■ EXERCISE TASK ■
Your task is to give the data again, exactly, with every line intact.

■ GIVEN DATA ■
____________________

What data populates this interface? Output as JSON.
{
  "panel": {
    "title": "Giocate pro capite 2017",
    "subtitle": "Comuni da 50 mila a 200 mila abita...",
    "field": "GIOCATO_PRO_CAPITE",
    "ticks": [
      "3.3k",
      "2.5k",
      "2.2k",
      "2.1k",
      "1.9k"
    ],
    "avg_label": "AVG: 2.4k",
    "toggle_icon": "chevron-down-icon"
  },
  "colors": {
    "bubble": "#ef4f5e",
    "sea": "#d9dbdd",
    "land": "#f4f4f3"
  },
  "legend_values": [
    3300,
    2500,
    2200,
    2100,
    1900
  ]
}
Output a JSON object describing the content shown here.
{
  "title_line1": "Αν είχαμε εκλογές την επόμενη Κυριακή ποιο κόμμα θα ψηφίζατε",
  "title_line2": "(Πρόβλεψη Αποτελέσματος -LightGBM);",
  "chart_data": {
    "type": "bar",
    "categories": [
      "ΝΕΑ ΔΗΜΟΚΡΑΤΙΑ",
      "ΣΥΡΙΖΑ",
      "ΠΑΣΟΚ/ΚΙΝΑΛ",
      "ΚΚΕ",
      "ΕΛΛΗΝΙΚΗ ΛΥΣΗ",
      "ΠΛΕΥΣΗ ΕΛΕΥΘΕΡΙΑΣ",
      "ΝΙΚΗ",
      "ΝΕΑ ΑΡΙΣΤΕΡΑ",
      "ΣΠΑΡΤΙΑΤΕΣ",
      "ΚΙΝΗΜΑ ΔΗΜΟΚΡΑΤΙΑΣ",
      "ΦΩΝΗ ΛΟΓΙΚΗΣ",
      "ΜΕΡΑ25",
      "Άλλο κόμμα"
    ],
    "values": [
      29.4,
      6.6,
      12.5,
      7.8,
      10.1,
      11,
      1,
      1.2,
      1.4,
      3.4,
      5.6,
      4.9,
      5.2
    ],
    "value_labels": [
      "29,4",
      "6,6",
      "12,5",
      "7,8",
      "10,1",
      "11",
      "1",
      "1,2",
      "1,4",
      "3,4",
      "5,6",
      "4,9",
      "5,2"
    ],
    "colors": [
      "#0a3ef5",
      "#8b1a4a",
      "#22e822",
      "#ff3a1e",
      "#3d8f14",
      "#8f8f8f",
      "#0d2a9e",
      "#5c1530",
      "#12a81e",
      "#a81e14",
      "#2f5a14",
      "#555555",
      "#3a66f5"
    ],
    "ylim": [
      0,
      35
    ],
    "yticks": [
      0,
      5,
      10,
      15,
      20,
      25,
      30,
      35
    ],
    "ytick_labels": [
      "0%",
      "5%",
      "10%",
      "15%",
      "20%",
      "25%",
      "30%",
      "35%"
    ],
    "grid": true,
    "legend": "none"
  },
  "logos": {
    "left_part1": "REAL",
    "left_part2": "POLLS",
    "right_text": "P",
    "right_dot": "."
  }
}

____________________

■ OUTPUT FOR THIS EXERCISE ■
What data populates this interface? Output as JSON.
{
  "panel": {
    "title": "Giocate pro capite 2017",
    "subtitle": "Comuni da 50 mila a 200 mila abita...",
    "field": "GIOCATO_PRO_CAPITE",
    "ticks": [
      "3.3k",
      "2.5k",
      "2.2k",
      "2.1k",
      "1.9k"
    ],
    "avg_label": "AVG: 2.4k",
    "toggle_icon": "chevron-down-icon"
  },
  "colors": {
    "bubble": "#ef4f5e",
    "sea": "#d9dbdd",
    "land": "#f4f4f3"
  },
  "legend_values": [
    3300,
    2500,
    2200,
    2100,
    1900
  ]
}
Output a JSON object describing the content shown here.
{
  "title_line1": "Αν είχαμε εκλογές την επόμενη Κυριακή ποιο κόμμα θα ψηφίζατε",
  "title_line2": "(Πρόβλεψη Αποτελέσματος -LightGBM);",
  "chart_data": {
    "type": "bar",
    "categories": [
      "ΝΕΑ ΔΗΜΟΚΡΑΤΙΑ",
      "ΣΥΡΙΖΑ",
      "ΠΑΣΟΚ/ΚΙΝΑΛ",
      "ΚΚΕ",
      "ΕΛΛΗΝΙΚΗ ΛΥΣΗ",
      "ΠΛΕΥΣΗ ΕΛΕΥΘΕΡΙΑΣ",
      "ΝΙΚΗ",
      "ΝΕΑ ΑΡΙΣΤΕΡΑ",
      "ΣΠΑΡΤΙΑΤΕΣ",
      "ΚΙΝΗΜΑ ΔΗΜΟΚΡΑΤΙΑΣ",
      "ΦΩΝΗ ΛΟΓΙΚΗΣ",
      "ΜΕΡΑ25",
      "Άλλο κόμμα"
    ],
    "values": [
      29.4,
      6.6,
      12.5,
      7.8,
      10.1,
      11,
      1,
      1.2,
      1.4,
      3.4,
      5.6,
      4.9,
      5.2
    ],
    "value_labels": [
      "29,4",
      "6,6",
      "12,5",
      "7,8",
      "10,1",
      "11",
      "1",
      "1,2",
      "1,4",
      "3,4",
      "5,6",
      "4,9",
      "5,2"
    ],
    "colors": [
      "#0a3ef5",
      "#8b1a4a",
      "#22e822",
      "#ff3a1e",
      "#3d8f14",
      "#8f8f8f",
      "#0d2a9e",
      "#5c1530",
      "#12a81e",
      "#a81e14",
      "#2f5a14",
      "#555555",
      "#3a66f5"
    ],
    "ylim": [
      0,
      35
    ],
    "yticks": [
      0,
      5,
      10,
      15,
      20,
      25,
      30,
      35
    ],
    "ytick_labels": [
      "0%",
      "5%",
      "10%",
      "15%",
      "20%",
      "25%",
      "30%",
      "35%"
    ],
    "grid": true,
    "legend": "none"
  },
  "logos": {
    "left_part1": "REAL",
    "left_part2": "POLLS",
    "right_text": "P",
    "right_dot": "."
  }
}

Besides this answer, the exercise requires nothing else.